Text passage —
────────────────────────────────────────
I’m a big believer in stepping out of comfort zones. The best things I’ve ever done have followed a giant leap right out of the comfy cozy and into the unknown. A couple of weeks ago, I took a GIANT dive outside of my safe little space to compete in my first Strongman competition at Primal Strength here in Charlottesville.
What is a Strongman competition, you ask? This is the best definition I found:
“Strongman is a weightlifting-based sport where the athletes compete in several events involving different aspects of mental and physical strength, speed and endurance.” – EliteFTS
In short, it’s a competition to move/push/pull/lift/etc. heavy things that pushes your limits, both mentally and physically. Always up to try something new, I signed up way back in March. .
In April, I had a shoulder setback. While it was a minor injury and my friends at Airrosti fixed me right up, I did lose a lot of strength. We worked hard to get my strength back up, but I entered the competition knowing that while I was stronger, I still wasn’t where I was in March. This was the foundation for my anxiety about the event – weights that were once relatively easy for me weren’t making it past chest level. Still, I trained hard and hoped for the best.
In the week leading up to the Strongman competition, I had serious doubts about competing. Again, it was WAY out of my comfort zone, and I was nervous about my lack of overhead strength, playing that whole comparison game that always gets us in trouble. And honestly, Strongman is hard. y mental toughness wavered.
“I paid for it, so I’m doing it” became my battle cry. That and “send help” every time my friends mentioned the competition.
The day before the event, I was calm and, if not confident, something akin to it when I stopped by Primal for weigh-in. By Saturday morning however, the train was off the tracks and I was a wreck. My anxiety was high, and I very nearly pulled out of the competition before I ever left my apartment. Still, I put one foot in front of another with the encouragement of my friend Hanna and showed up. My trainer/coach/friend, Justin, gave me another pep talk (there were tears) and so, the competition began.
The first event was Wagon Wheel Axel Bar Squats. It was an as many reps as possible (AMRAP) event with a time of one minute. This was the one event I felt confident in. The weight for my class was 210lbs, well below my max squat, and something I knew I could do for reps. I ended up banging out 17 officials reps.
Up next was the overhead medley. Over the course of a minute, we were to clean and press an axel bar (95lbs – first photo), shoulder and press a circus dumbbell (55lbs – second photo) with one arm, and use the remaining time on the clock to get AMRAP with a 110lb log press. With my shoulder, we knew this wasn’t going to be my event. I was able to get the dumbbell up – for the first time since April! – but the log just wasn’t going overhead. Unfortunately, that event was a big goose egg for me.
────────────────────────────────────────
Dataset excerpts —
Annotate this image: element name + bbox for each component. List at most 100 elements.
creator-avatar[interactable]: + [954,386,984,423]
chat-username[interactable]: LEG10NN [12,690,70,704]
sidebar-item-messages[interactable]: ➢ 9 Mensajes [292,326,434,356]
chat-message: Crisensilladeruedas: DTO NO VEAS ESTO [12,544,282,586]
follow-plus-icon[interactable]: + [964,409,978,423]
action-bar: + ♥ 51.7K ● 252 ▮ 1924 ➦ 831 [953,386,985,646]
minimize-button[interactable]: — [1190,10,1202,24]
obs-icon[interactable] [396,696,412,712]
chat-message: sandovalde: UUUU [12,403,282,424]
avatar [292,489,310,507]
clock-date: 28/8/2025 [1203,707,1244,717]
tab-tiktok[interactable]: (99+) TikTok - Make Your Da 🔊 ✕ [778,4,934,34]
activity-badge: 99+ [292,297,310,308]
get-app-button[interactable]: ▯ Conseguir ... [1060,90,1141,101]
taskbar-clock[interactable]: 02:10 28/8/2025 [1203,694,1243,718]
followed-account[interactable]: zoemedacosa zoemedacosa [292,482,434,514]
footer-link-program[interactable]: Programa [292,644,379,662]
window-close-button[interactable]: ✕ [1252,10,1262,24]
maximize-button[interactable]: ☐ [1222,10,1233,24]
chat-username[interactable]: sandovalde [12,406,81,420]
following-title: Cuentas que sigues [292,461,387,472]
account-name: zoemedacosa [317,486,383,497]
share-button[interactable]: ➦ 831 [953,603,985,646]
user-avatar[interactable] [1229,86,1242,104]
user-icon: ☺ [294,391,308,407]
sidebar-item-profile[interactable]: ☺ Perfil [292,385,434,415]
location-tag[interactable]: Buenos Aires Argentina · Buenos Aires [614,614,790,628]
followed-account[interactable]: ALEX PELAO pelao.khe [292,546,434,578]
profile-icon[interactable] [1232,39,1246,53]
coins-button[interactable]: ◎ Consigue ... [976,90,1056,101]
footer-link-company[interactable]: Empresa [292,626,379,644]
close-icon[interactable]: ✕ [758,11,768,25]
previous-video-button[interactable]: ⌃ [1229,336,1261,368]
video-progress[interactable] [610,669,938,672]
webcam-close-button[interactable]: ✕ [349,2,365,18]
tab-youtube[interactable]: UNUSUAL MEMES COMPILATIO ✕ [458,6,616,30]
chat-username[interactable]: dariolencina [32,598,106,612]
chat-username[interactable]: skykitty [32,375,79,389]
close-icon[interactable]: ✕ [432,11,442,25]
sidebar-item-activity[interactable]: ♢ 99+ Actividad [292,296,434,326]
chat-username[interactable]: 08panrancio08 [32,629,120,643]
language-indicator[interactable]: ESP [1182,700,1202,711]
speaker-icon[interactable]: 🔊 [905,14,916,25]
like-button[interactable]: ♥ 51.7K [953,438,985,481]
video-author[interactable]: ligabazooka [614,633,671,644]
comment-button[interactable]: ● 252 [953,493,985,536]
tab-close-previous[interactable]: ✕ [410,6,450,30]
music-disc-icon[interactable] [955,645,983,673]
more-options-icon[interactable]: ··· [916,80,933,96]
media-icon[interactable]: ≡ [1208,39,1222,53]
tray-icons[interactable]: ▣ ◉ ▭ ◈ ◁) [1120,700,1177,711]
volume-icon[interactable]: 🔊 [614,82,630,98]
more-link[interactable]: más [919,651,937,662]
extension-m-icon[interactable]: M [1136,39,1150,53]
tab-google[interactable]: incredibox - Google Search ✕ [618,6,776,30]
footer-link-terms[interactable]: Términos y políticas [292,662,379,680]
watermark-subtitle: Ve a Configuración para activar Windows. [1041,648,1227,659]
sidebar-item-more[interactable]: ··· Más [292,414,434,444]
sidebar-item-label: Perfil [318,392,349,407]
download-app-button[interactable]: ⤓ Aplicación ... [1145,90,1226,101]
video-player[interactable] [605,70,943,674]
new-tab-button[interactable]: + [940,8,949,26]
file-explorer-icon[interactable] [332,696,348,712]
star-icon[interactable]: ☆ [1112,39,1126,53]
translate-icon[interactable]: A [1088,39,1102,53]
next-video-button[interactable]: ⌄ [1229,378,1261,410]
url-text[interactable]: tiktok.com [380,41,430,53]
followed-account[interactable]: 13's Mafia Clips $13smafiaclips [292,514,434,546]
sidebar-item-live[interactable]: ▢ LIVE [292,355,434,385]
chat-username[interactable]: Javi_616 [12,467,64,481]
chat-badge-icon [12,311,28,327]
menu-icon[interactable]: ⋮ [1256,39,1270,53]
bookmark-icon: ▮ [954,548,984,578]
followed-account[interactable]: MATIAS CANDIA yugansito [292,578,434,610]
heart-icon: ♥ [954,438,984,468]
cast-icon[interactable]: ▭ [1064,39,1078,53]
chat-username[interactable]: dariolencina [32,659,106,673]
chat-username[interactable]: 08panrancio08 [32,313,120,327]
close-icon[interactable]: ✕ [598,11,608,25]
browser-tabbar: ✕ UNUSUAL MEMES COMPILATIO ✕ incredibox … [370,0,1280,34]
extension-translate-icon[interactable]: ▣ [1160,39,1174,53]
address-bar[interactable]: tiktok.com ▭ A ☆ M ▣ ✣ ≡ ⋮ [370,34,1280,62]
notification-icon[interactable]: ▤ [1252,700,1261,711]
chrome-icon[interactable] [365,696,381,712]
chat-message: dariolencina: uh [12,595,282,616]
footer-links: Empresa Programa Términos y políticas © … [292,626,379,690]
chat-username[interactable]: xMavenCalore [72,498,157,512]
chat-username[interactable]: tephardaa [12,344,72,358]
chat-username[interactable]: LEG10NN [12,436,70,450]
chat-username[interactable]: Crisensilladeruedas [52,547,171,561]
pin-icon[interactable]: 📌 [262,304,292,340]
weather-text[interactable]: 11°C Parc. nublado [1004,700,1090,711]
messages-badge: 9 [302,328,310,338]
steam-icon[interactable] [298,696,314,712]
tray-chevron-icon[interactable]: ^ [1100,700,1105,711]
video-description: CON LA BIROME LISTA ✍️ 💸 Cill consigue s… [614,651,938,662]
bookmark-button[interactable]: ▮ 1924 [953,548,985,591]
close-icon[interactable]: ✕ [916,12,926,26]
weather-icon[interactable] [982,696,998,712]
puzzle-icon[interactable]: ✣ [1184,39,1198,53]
────────────────────────────────────────
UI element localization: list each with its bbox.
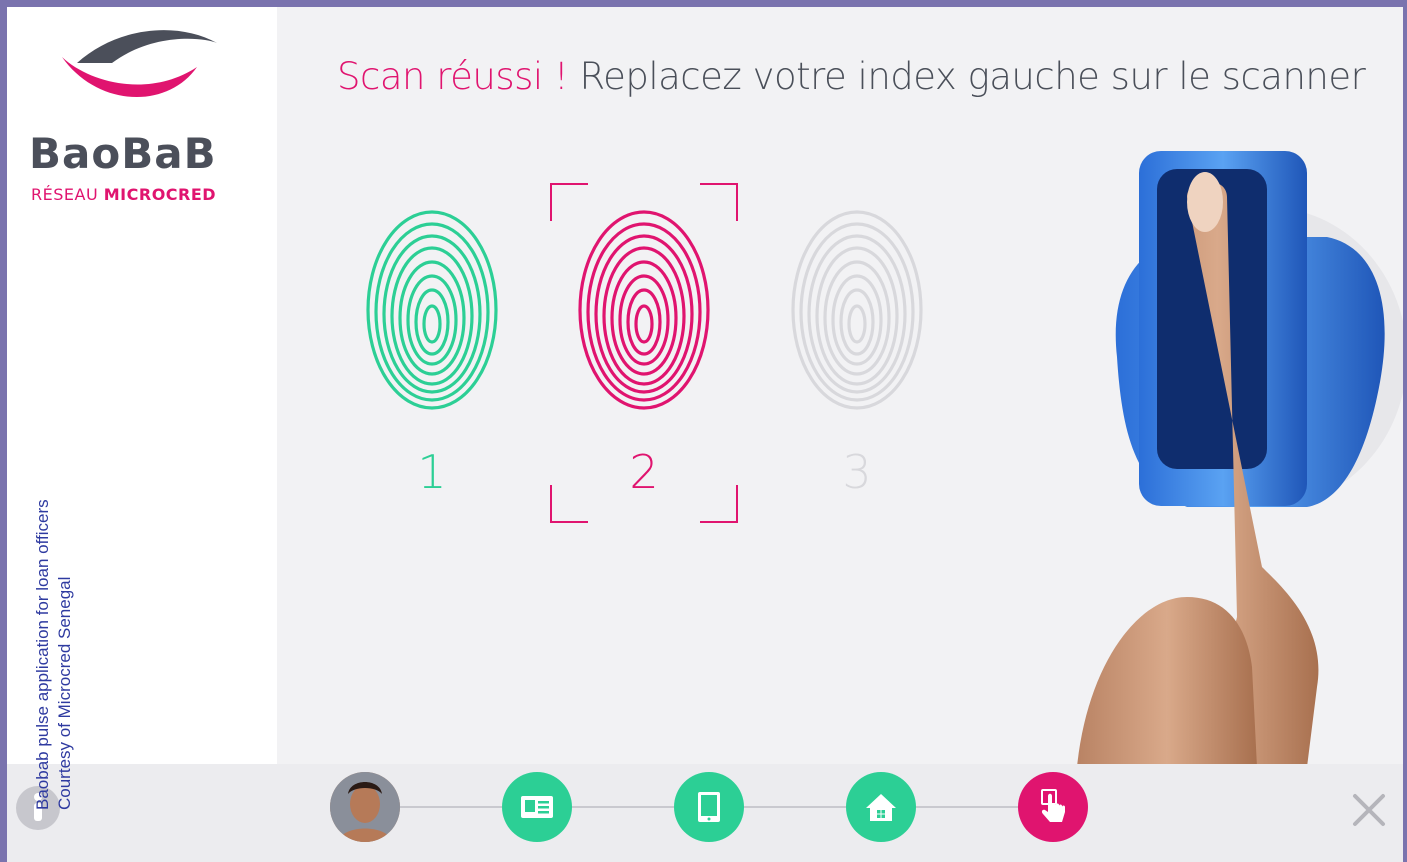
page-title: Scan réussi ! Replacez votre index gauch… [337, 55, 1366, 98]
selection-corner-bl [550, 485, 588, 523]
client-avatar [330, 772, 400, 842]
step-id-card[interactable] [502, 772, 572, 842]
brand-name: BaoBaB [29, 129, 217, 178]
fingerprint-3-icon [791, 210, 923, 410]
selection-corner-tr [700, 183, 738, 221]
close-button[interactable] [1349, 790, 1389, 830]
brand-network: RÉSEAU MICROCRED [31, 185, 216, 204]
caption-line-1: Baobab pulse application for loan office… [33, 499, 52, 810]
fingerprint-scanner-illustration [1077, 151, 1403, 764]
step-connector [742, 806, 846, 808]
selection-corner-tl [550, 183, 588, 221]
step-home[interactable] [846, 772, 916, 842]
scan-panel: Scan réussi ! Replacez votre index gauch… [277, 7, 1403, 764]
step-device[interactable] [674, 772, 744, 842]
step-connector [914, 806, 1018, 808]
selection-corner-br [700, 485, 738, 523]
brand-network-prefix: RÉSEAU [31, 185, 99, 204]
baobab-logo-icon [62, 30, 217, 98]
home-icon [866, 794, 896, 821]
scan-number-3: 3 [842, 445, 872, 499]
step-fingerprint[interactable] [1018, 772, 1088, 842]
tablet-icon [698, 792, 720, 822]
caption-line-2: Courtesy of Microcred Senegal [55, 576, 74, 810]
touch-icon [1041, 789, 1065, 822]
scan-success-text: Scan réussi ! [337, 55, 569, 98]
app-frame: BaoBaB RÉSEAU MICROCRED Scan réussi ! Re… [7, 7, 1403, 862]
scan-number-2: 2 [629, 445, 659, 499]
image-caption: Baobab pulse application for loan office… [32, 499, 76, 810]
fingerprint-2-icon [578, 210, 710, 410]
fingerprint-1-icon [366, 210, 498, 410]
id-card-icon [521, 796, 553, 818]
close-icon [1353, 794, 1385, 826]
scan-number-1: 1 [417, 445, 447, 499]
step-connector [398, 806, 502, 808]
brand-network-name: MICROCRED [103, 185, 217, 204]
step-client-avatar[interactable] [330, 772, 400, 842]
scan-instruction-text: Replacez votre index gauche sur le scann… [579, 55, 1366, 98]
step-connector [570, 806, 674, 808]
────────────────────────────────────────
Exercises to complete —
1 – Condense the paragraph beginning "The first event was Wagon Wheel Axel Bar Squats" from the Strongman competition post into a short bulleted list that keeps its main facts.
2 – According to the Strongman competition post, why did the writer expect the squat event to go well but not the overhead medley? Answer in one to three sentences.
3 – Retype everything from "In the week" down to "mental toughness wavered." in the Strongman competition post.

Responses for each task —
1 –
- Event: Wagon Wheel Axel Bar Squats, the first event
- Format: as many reps as possible (AMRAP) in one minute
- Weight for the writer's class: 210 lbs, well below the writer's max squat
- The only event the writer felt confident in
- Result: 17 official reps

2 – The 210 lb squat weight was well below the writer's max squat and could be done for reps. The overhead medley was expected to go poorly because of the writer's shoulder, which had lost strength after an injury in April.

3 –
In the week leading up to the Strongman competition, I had serious doubts about competing. Again, it was WAY out of my comfort zone, and I was nervous about my lack of overhead strength, playing that whole comparison game that always gets us in trouble. And honestly, Strongman is hard. y mental toughness wavered.